YOUR TASK: All the data should come back exactly as it was given.

[Collection entries]

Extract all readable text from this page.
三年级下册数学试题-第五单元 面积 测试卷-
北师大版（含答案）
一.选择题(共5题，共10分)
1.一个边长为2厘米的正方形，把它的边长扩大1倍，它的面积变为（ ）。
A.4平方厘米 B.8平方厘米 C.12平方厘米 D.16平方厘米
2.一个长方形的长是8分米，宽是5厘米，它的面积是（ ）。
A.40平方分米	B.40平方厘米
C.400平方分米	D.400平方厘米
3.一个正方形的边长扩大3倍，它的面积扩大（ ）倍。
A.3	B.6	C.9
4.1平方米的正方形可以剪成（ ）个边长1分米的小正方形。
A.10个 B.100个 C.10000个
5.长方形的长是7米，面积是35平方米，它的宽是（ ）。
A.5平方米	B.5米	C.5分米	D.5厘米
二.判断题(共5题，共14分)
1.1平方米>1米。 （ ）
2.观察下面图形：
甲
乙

RESPONSE:
Extract all readable text from this page.
三年级下册数学试题-第五单元 面积 测试卷-
北师大版（含答案）
一.选择题(共5题，共10分)
1.一个边长为2厘米的正方形，把它的边长扩大1倍，它的面积变为（ ）。
A.4平方厘米 B.8平方厘米 C.12平方厘米 D.16平方厘米
2.一个长方形的长是8分米，宽是5厘米，它的面积是（ ）。
A.40平方分米	B.40平方厘米
C.400平方分米	D.400平方厘米
3.一个正方形的边长扩大3倍，它的面积扩大（ ）倍。
A.3	B.6	C.9
4.1平方米的正方形可以剪成（ ）个边长1分米的小正方形。
A.10个 B.100个 C.10000个
5.长方形的长是7米，面积是35平方米，它的宽是（ ）。
A.5平方米	B.5米	C.5分米	D.5厘米
二.判断题(共5题，共14分)
1.1平方米>1米。 （ ）
2.观察下面图形：
甲
乙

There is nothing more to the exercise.